The task ::
Will you transcribe all the entries word for word, skipping the pictures they hold?
-- Start Dataset excerpts --
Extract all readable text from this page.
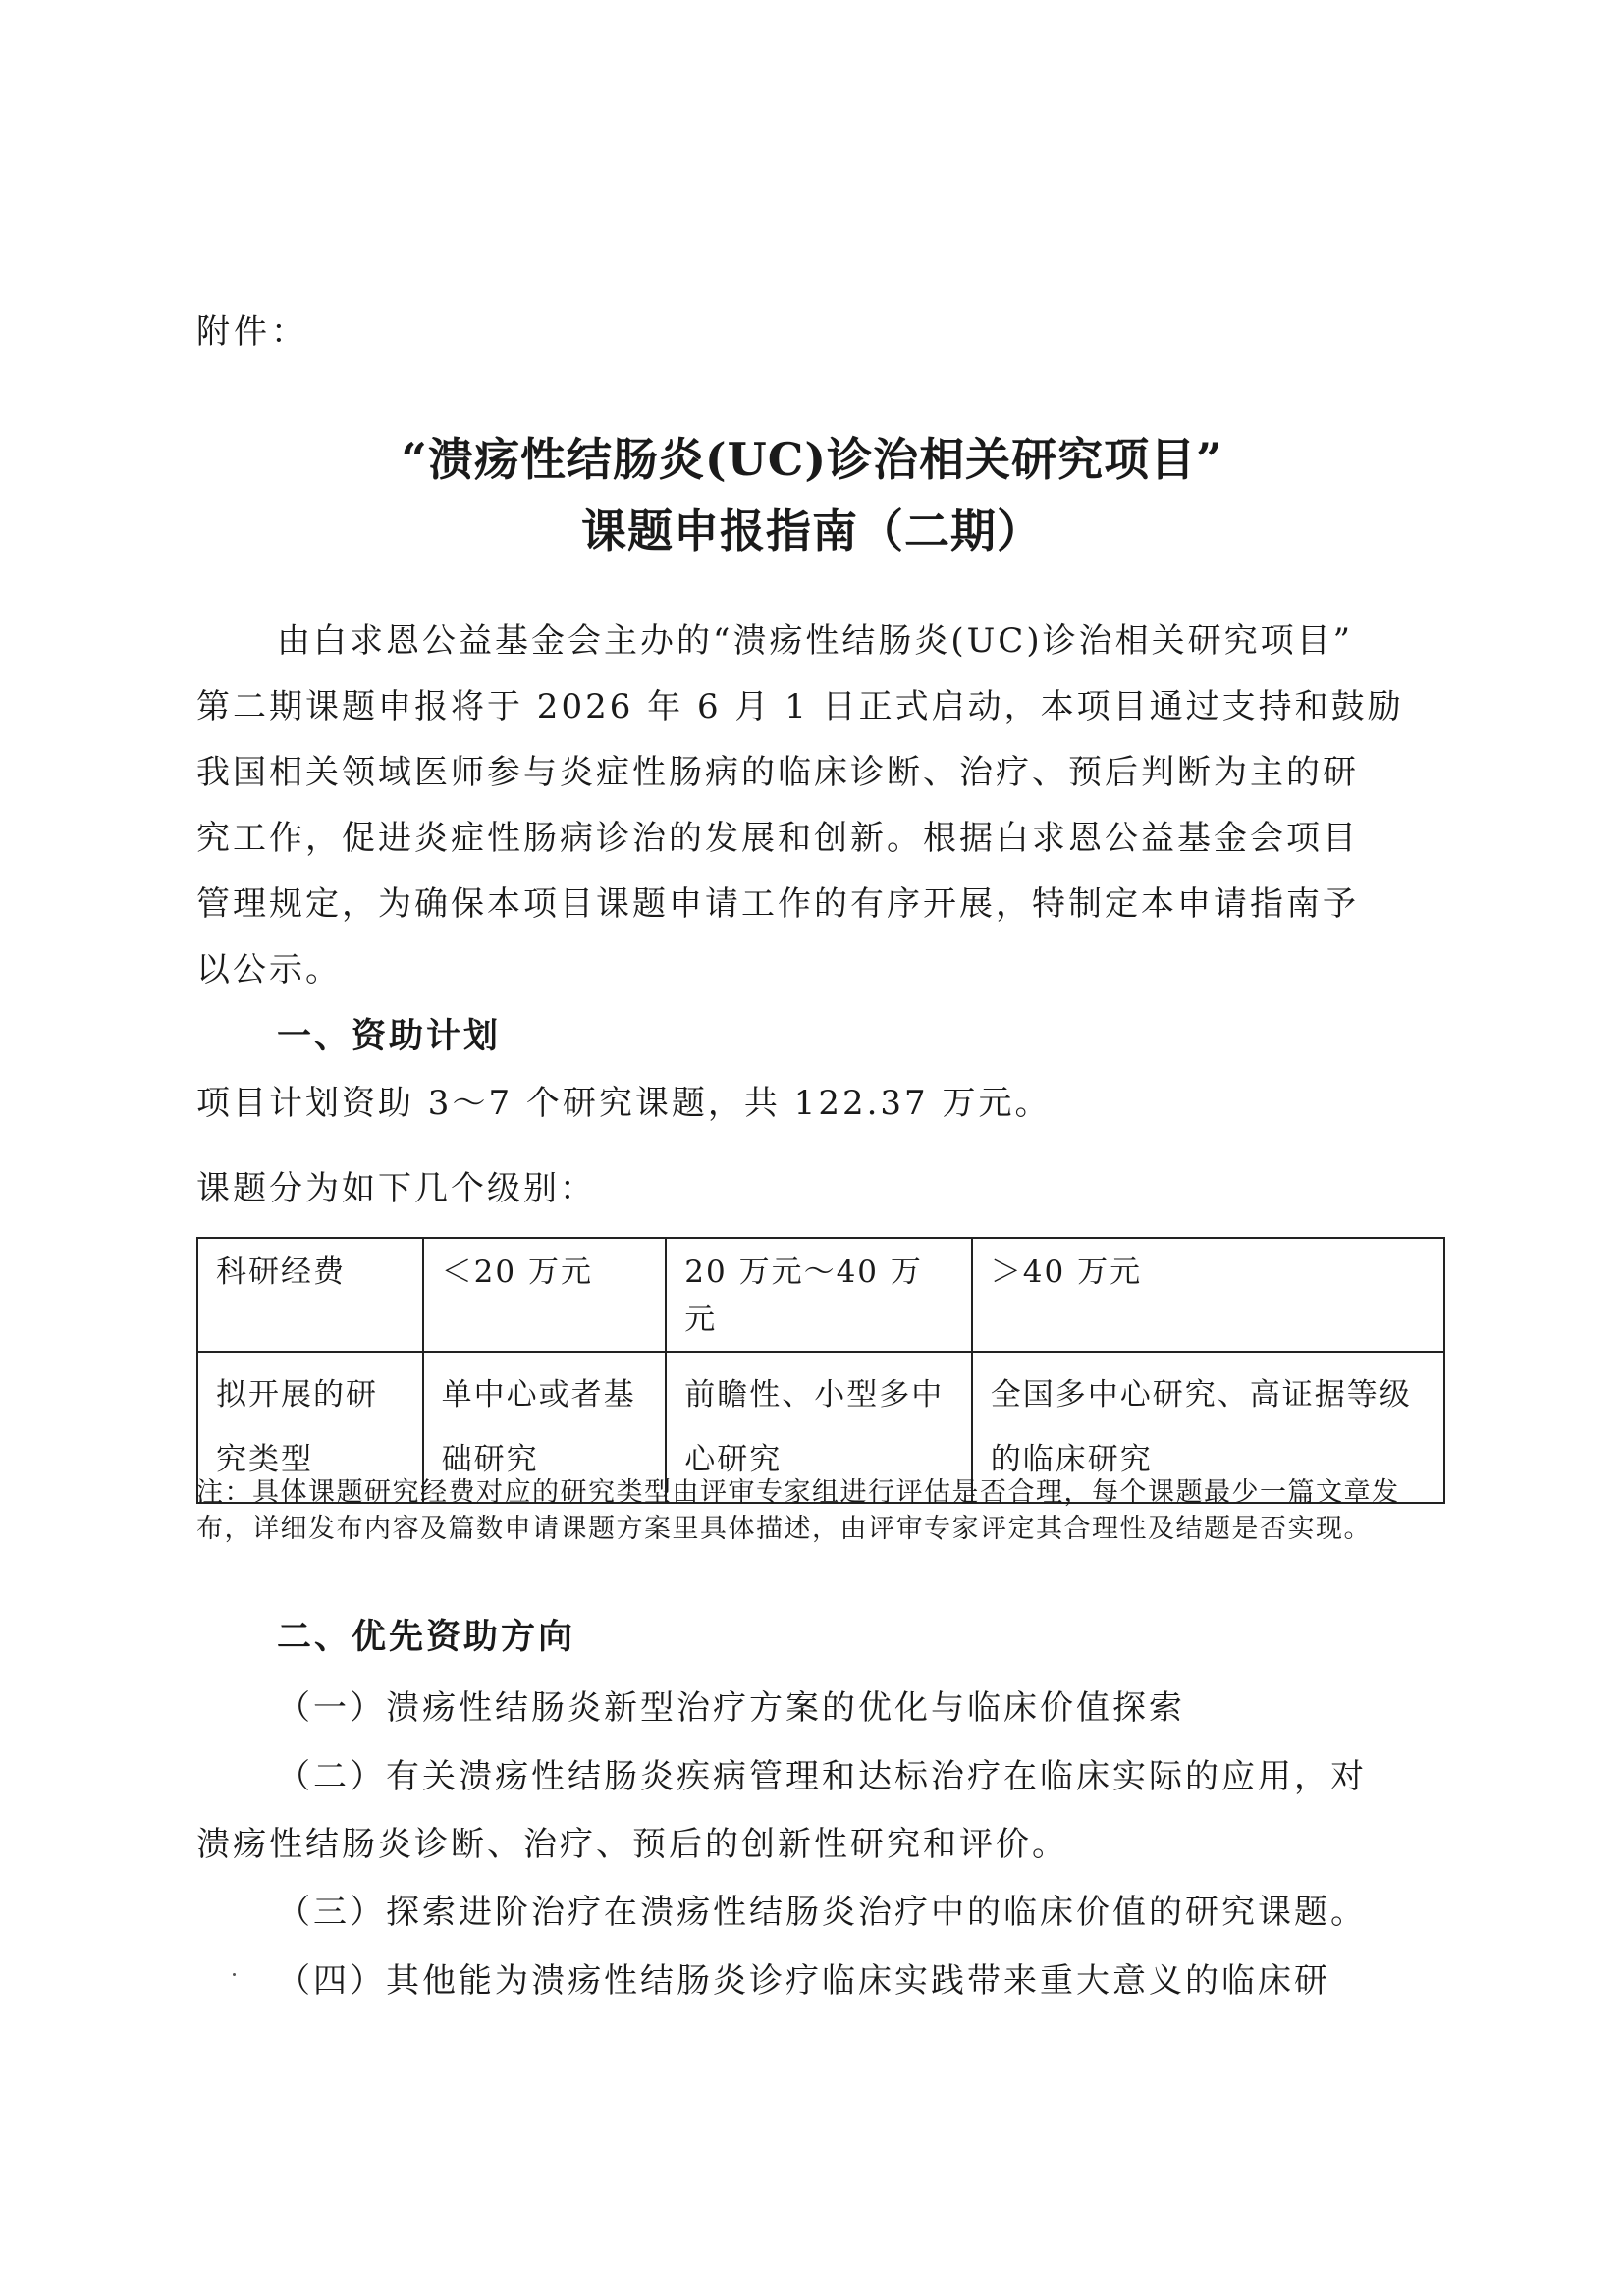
附件：
“溃疡性结肠炎(UC)诊治相关研究项目”
课题申报指南（二期）
由白求恩公益基金会主办的“溃疡性结肠炎(UC)诊治相关研究项目”
第二期课题申报将于 2026 年 6 月 1 日正式启动，本项目通过支持和鼓励
我国相关领域医师参与炎症性肠病的临床诊断、治疗、预后判断为主的研
究工作，促进炎症性肠病诊治的发展和创新。根据白求恩公益基金会项目
管理规定，为确保本项目课题申请工作的有序开展，特制定本申请指南予
以公示。
一、资助计划
项目计划资助 3～7 个研究课题，共 122.37 万元。
课题分为如下几个级别：
科研经费	＜20 万元	20 万元～40 万元	＞40 万元
拟开展的研究类型	单中心或者基础研究	前瞻性、小型多中心研究	全国多中心研究、高证据等级的临床研究
注：具体课题研究经费对应的研究类型由评审专家组进行评估是否合理，每个课题最少一篇文章发布，详细发布内容及篇数申请课题方案里具体描述，由评审专家评定其合理性及结题是否实现。
二、优先资助方向
（一）溃疡性结肠炎新型治疗方案的优化与临床价值探索
（二）有关溃疡性结肠炎疾病管理和达标治疗在临床实际的应用，对
溃疡性结肠炎诊断、治疗、预后的创新性研究和评价。
（三）探索进阶治疗在溃疡性结肠炎治疗中的临床价值的研究课题。
（四）其他能为溃疡性结肠炎诊疗临床实践带来重大意义的临床研
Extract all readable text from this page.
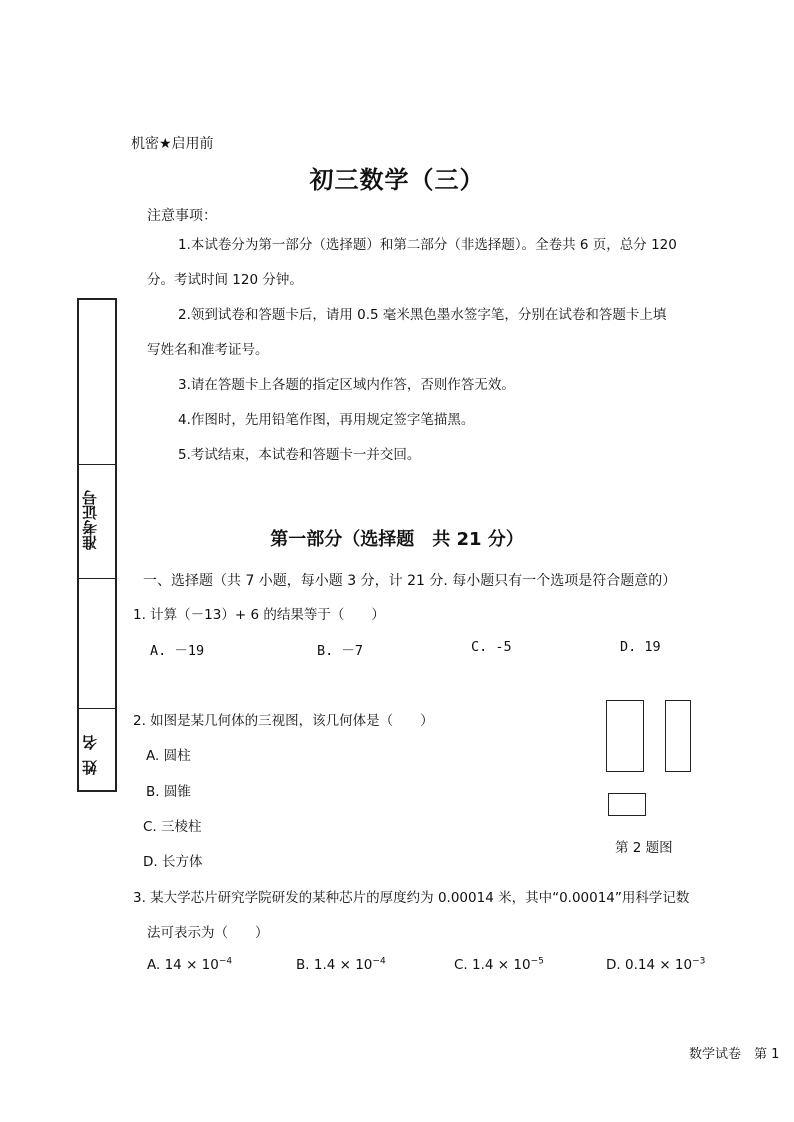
机密★启用前
初三数学（三）
注意事项：
1.本试卷分为第一部分（选择题）和第二部分（非选择题）。全卷共 6 页，总分 120
分。考试时间 120 分钟。
2.领到试卷和答题卡后，请用 0.5 毫米黑色墨水签字笔，分别在试卷和答题卡上填
写姓名和准考证号。
3.请在答题卡上各题的指定区域内作答，否则作答无效。
4.作图时，先用铅笔作图，再用规定签字笔描黑。
5.考试结束，本试卷和答题卡一并交回。
准考证号
姓名
第一部分（选择题　共 21 分）
一、选择题（共 7 小题，每小题 3 分，计 21 分. 每小题只有一个选项是符合题意的）
1. 计算（－13）+ 6 的结果等于（　　）
A. －19	B. －7	C. -5	D. 19
2. 如图是某几何体的三视图，该几何体是（　　）
A. 圆柱
B. 圆锥
C. 三棱柱
D. 长方体
第 2 题图
3. 某大学芯片研究学院研发的某种芯片的厚度约为 0.00014 米，其中“0.00014”用科学记数
法可表示为（　　）
A. $14 \times 10^{-4}$	B. $1.4 \times 10^{-4}$	C. $1.4 \times 10^{-5}$	D. $0.14 \times 10^{-3}$
数学试卷　第 1
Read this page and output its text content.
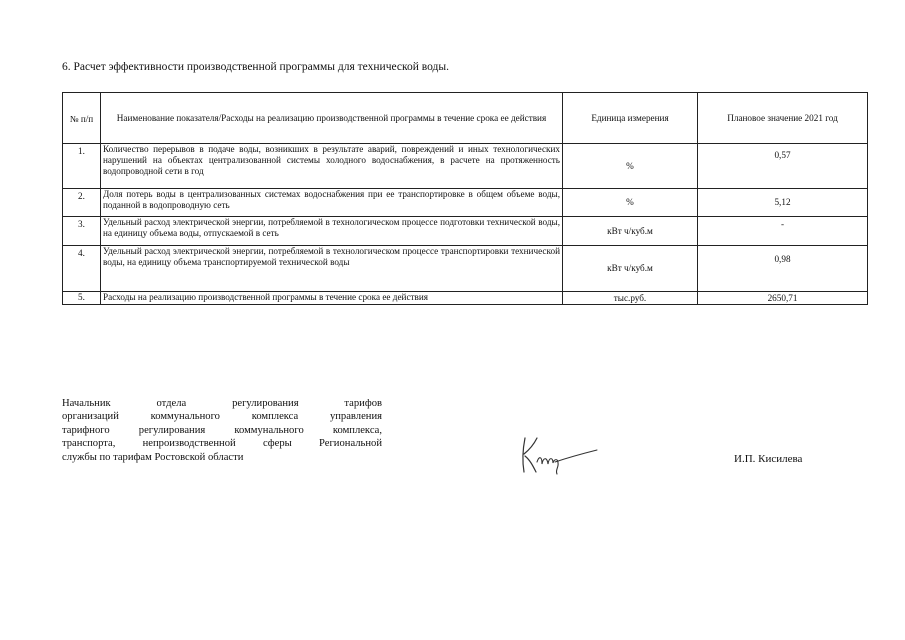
6. Расчет эффективности производственной программы для технической воды.
№ п/п	Наименование показателя/Расходы на реализацию производственной программы в течение срока ее действия	Единица измерения	Плановое значение 2021 год
1.	Количество перерывов в подаче воды, возникших в результате аварий, повреждений и иных технологических нарушений на объектах централизованной системы холодного водоснабжения, в расчете на протяженность водопроводной сети в год	%	0,57
2.	Доля потерь воды в централизованных системах водоснабжения при ее транспортировке в общем объеме воды, поданной в водопроводную сеть	%	5,12
3.	Удельный расход электрической энергии, потребляемой в технологическом процессе подготовки технической воды, на единицу объема воды, отпускаемой в сеть	кВт ч/куб.м	-
4.	Удельный расход электрической энергии, потребляемой в технологическом процессе транспортировки технической воды, на единицу объема транспортируемой технической воды	кВт ч/куб.м	0,98
5.	Расходы на реализацию производственной программы в течение срока ее действия	тыс.руб.	2650,71
Начальник отдела регулирования тарифов
организаций коммунального комплекса управления
тарифного регулирования коммунального комплекса,
транспорта, непроизводственной сферы Региональной
службы по тарифам Ростовской области	И.П. Кисилева
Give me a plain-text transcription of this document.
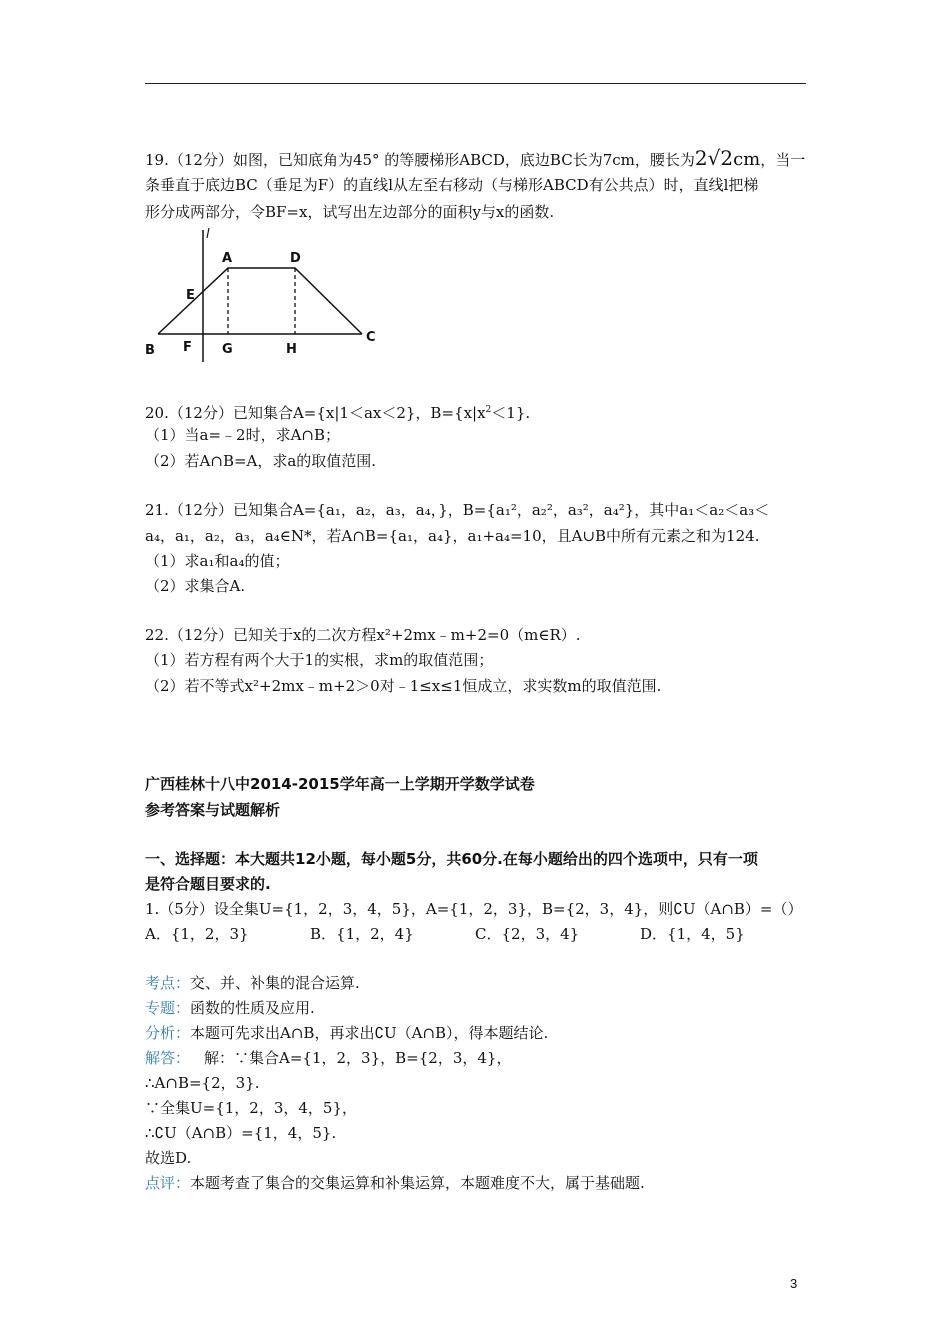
19.（12分）如图，已知底角为45° 的等腰梯形ABCD，底边BC长为7cm，腰长为2√2cm，当一
条垂直于底边BC（垂足为F）的直线l从左至右移动（与梯形ABCD有公共点）时，直线l把梯
形分成两部分，令BF=x，试写出左边部分的面积y与x的函数.
l
A	D
E
B F G	H
C
20.（12分）已知集合A={x|1＜ax＜2}，$B=\{x|x^2<1\}$.
（1）当a=﹣2时，求A∩B；
（2）若A∩B=A，求a的取值范围.
21.（12分）已知集合A={a₁，a₂，a₃，a₄，}，B={a₁²，a₂²，a₃²，a₄²}，其中a₁＜a₂＜a₃＜
a₄，a₁，a₂，a₃，a₄∈N*，若A∩B={a₁，a₄}，a₁+a₄=10，且A∪B中所有元素之和为124.
（1）求a₁和a₄的值；
（2）求集合A.
22.（12分）已知关于x的二次方程x²+2mx﹣m+2=0（m∈R）.
（1）若方程有两个大于1的实根，求m的取值范围；
（2）若不等式x²+2mx﹣m+2＞0对﹣1≤x≤1恒成立，求实数m的取值范围.
广西桂林十八中2014-2015学年高一上学期开学数学试卷
参考答案与试题解析
一、选择题：本大题共12小题，每小题5分，共60分.在每小题给出的四个选项中，只有一项
是符合题目要求的.
1.（5分）设全集U={1，2，3，4，5}，A={1，2，3}，B={2，3，4}，则∁U（A∩B）=（）
A．{1，2，3}	B．{1，2，4}	C．{2，3，4}	D．{1，4，5}
考点：交、并、补集的混合运算.
专题：函数的性质及应用.
分析：本题可先求出A∩B，再求出∁U（A∩B），得本题结论.
解答： 解：∵集合A={1，2，3}，B={2，3，4}，
∴A∩B={2，3}.
∵全集U={1，2，3，4，5}，
∴∁U（A∩B）={1，4，5}.
故选D.
点评：本题考查了集合的交集运算和补集运算，本题难度不大，属于基础题.
3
-- End Dataset excerpts --
Finished exercise ::
Extract all readable text from this page.
附件：
“溃疡性结肠炎(UC)诊治相关研究项目”
课题申报指南（二期）
由白求恩公益基金会主办的“溃疡性结肠炎(UC)诊治相关研究项目”
第二期课题申报将于 2026 年 6 月 1 日正式启动，本项目通过支持和鼓励
我国相关领域医师参与炎症性肠病的临床诊断、治疗、预后判断为主的研
究工作，促进炎症性肠病诊治的发展和创新。根据白求恩公益基金会项目
管理规定，为确保本项目课题申请工作的有序开展，特制定本申请指南予
以公示。
一、资助计划
项目计划资助 3～7 个研究课题，共 122.37 万元。
课题分为如下几个级别：
科研经费	＜20 万元	20 万元～40 万元	＞40 万元
拟开展的研究类型	单中心或者基础研究	前瞻性、小型多中心研究	全国多中心研究、高证据等级的临床研究
注：具体课题研究经费对应的研究类型由评审专家组进行评估是否合理，每个课题最少一篇文章发布，详细发布内容及篇数申请课题方案里具体描述，由评审专家评定其合理性及结题是否实现。
二、优先资助方向
（一）溃疡性结肠炎新型治疗方案的优化与临床价值探索
（二）有关溃疡性结肠炎疾病管理和达标治疗在临床实际的应用，对
溃疡性结肠炎诊断、治疗、预后的创新性研究和评价。
（三）探索进阶治疗在溃疡性结肠炎治疗中的临床价值的研究课题。
（四）其他能为溃疡性结肠炎诊疗临床实践带来重大意义的临床研
Extract all readable text from this page.
机密★启用前
初三数学（三）
注意事项：
1.本试卷分为第一部分（选择题）和第二部分（非选择题）。全卷共 6 页，总分 120
分。考试时间 120 分钟。
2.领到试卷和答题卡后，请用 0.5 毫米黑色墨水签字笔，分别在试卷和答题卡上填
写姓名和准考证号。
3.请在答题卡上各题的指定区域内作答，否则作答无效。
4.作图时，先用铅笔作图，再用规定签字笔描黑。
5.考试结束，本试卷和答题卡一并交回。
准考证号
姓名
第一部分（选择题　共 21 分）
一、选择题（共 7 小题，每小题 3 分，计 21 分. 每小题只有一个选项是符合题意的）
1. 计算（－13）+ 6 的结果等于（　　）
A. －19	B. －7	C. -5	D. 19
2. 如图是某几何体的三视图，该几何体是（　　）
A. 圆柱
B. 圆锥
C. 三棱柱
D. 长方体
第 2 题图
3. 某大学芯片研究学院研发的某种芯片的厚度约为 0.00014 米，其中“0.00014”用科学记数
法可表示为（　　）
A. $14 \times 10^{-4}$	B. $1.4 \times 10^{-4}$	C. $1.4 \times 10^{-5}$	D. $0.14 \times 10^{-3}$
数学试卷　第 1
Read this page and output its text content.
6. Расчет эффективности производственной программы для технической воды.
№ п/п	Наименование показателя/Расходы на реализацию производственной программы в течение срока ее действия	Единица измерения	Плановое значение 2021 год
1.	Количество перерывов в подаче воды, возникших в результате аварий, повреждений и иных технологических нарушений на объектах централизованной системы холодного водоснабжения, в расчете на протяженность водопроводной сети в год	%	0,57
2.	Доля потерь воды в централизованных системах водоснабжения при ее транспортировке в общем объеме воды, поданной в водопроводную сеть	%	5,12
3.	Удельный расход электрической энергии, потребляемой в технологическом процессе подготовки технической воды, на единицу объема воды, отпускаемой в сеть	кВт ч/куб.м	-
4.	Удельный расход электрической энергии, потребляемой в технологическом процессе транспортировки технической воды, на единицу объема транспортируемой технической воды	кВт ч/куб.м	0,98
5.	Расходы на реализацию производственной программы в течение срока ее действия	тыс.руб.	2650,71
Начальник отдела регулирования тарифов
организаций коммунального комплекса управления
тарифного регулирования коммунального комплекса,
транспорта, непроизводственной сферы Региональной
службы по тарифам Ростовской области	И.П. Кисилева
Give me a plain-text transcription of this document.
19.（12分）如图，已知底角为45° 的等腰梯形ABCD，底边BC长为7cm，腰长为2√2cm，当一
条垂直于底边BC（垂足为F）的直线l从左至右移动（与梯形ABCD有公共点）时，直线l把梯
形分成两部分，令BF=x，试写出左边部分的面积y与x的函数.
l
A	D
E
B F G	H
C
20.（12分）已知集合A={x|1＜ax＜2}，$B=\{x|x^2<1\}$.
（1）当a=﹣2时，求A∩B；
（2）若A∩B=A，求a的取值范围.
21.（12分）已知集合A={a₁，a₂，a₃，a₄，}，B={a₁²，a₂²，a₃²，a₄²}，其中a₁＜a₂＜a₃＜
a₄，a₁，a₂，a₃，a₄∈N*，若A∩B={a₁，a₄}，a₁+a₄=10，且A∪B中所有元素之和为124.
（1）求a₁和a₄的值；
（2）求集合A.
22.（12分）已知关于x的二次方程x²+2mx﹣m+2=0（m∈R）.
（1）若方程有两个大于1的实根，求m的取值范围；
（2）若不等式x²+2mx﹣m+2＞0对﹣1≤x≤1恒成立，求实数m的取值范围.
广西桂林十八中2014-2015学年高一上学期开学数学试卷
参考答案与试题解析
一、选择题：本大题共12小题，每小题5分，共60分.在每小题给出的四个选项中，只有一项
是符合题目要求的.
1.（5分）设全集U={1，2，3，4，5}，A={1，2，3}，B={2，3，4}，则∁U（A∩B）=（）
A．{1，2，3}	B．{1，2，4}	C．{2，3，4}	D．{1，4，5}
考点：交、并、补集的混合运算.
专题：函数的性质及应用.
分析：本题可先求出A∩B，再求出∁U（A∩B），得本题结论.
解答： 解：∵集合A={1，2，3}，B={2，3，4}，
∴A∩B={2，3}.
∵全集U={1，2，3，4，5}，
∴∁U（A∩B）={1，4，5}.
故选D.
点评：本题考查了集合的交集运算和补集运算，本题难度不大，属于基础题.
3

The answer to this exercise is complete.